§ **WHAT YOU SHOULD DO**: Can you write out the rows below again, replacing "data-point" with "marker" everywhere and leaving everything else as it is?

§ **DATA PROVIDED**:
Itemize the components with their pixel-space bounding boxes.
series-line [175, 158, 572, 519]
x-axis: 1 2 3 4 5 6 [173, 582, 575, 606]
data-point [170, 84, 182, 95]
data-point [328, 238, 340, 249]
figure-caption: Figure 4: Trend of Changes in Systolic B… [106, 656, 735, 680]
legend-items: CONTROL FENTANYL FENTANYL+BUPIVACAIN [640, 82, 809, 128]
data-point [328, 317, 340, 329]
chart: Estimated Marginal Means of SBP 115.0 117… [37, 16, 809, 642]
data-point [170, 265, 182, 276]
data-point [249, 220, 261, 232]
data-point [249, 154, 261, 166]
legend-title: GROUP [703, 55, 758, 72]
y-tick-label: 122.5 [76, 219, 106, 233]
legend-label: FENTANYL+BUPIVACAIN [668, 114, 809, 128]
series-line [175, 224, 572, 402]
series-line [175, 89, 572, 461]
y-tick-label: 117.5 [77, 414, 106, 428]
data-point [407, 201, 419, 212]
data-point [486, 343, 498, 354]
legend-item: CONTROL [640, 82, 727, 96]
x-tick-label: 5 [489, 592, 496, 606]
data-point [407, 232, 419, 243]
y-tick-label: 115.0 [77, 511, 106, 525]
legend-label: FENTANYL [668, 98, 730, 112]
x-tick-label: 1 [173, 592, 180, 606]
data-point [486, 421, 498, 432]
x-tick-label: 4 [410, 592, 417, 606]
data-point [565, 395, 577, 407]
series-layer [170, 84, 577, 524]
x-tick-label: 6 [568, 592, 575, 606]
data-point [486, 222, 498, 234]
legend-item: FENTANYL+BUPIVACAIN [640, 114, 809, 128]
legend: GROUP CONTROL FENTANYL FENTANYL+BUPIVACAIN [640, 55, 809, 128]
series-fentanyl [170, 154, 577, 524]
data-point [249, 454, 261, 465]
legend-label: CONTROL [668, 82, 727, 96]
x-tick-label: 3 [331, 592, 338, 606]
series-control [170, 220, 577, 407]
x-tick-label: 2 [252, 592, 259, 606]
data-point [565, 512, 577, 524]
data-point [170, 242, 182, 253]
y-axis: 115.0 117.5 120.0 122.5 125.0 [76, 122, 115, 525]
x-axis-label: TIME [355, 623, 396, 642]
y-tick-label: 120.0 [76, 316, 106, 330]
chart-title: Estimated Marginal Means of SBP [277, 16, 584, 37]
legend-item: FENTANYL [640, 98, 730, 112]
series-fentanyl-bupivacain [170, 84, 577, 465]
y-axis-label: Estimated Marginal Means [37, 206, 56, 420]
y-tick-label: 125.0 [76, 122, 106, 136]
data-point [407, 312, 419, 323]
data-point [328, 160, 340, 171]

§ **SOLUTION**:
Itemize the components with their pixel-space bounding boxes.
series-line [175, 158, 572, 519]
x-axis: 1 2 3 4 5 6 [173, 582, 575, 606]
marker [170, 84, 182, 95]
marker [328, 238, 340, 249]
figure-caption: Figure 4: Trend of Changes in Systolic B… [106, 656, 735, 680]
legend-items: CONTROL FENTANYL FENTANYL+BUPIVACAIN [640, 82, 809, 128]
marker [328, 317, 340, 329]
chart: Estimated Marginal Means of SBP 115.0 117… [37, 16, 809, 642]
marker [170, 265, 182, 276]
marker [249, 220, 261, 232]
marker [249, 154, 261, 166]
legend-title: GROUP [703, 55, 758, 72]
y-tick-label: 122.5 [76, 219, 106, 233]
legend-label: FENTANYL+BUPIVACAIN [668, 114, 809, 128]
series-line [175, 224, 572, 402]
series-line [175, 89, 572, 461]
y-tick-label: 117.5 [77, 414, 106, 428]
marker [407, 201, 419, 212]
marker [486, 343, 498, 354]
legend-item: CONTROL [640, 82, 727, 96]
x-tick-label: 5 [489, 592, 496, 606]
marker [407, 232, 419, 243]
y-tick-label: 115.0 [77, 511, 106, 525]
legend-label: FENTANYL [668, 98, 730, 112]
x-tick-label: 1 [173, 592, 180, 606]
marker [486, 421, 498, 432]
x-tick-label: 4 [410, 592, 417, 606]
marker [565, 395, 577, 407]
series-layer [170, 84, 577, 524]
x-tick-label: 6 [568, 592, 575, 606]
marker [486, 222, 498, 234]
legend-item: FENTANYL+BUPIVACAIN [640, 114, 809, 128]
legend: GROUP CONTROL FENTANYL FENTANYL+BUPIVACAIN [640, 55, 809, 128]
series-fentanyl [170, 154, 577, 524]
marker [249, 454, 261, 465]
legend-label: CONTROL [668, 82, 727, 96]
x-tick-label: 3 [331, 592, 338, 606]
series-control [170, 220, 577, 407]
x-tick-label: 2 [252, 592, 259, 606]
marker [565, 512, 577, 524]
marker [170, 242, 182, 253]
y-axis: 115.0 117.5 120.0 122.5 125.0 [76, 122, 115, 525]
x-axis-label: TIME [355, 623, 396, 642]
y-tick-label: 120.0 [76, 316, 106, 330]
chart-title: Estimated Marginal Means of SBP [277, 16, 584, 37]
legend-item: FENTANYL [640, 98, 730, 112]
series-fentanyl-bupivacain [170, 84, 577, 465]
y-axis-label: Estimated Marginal Means [37, 206, 56, 420]
y-tick-label: 125.0 [76, 122, 106, 136]
marker [407, 312, 419, 323]
marker [328, 160, 340, 171]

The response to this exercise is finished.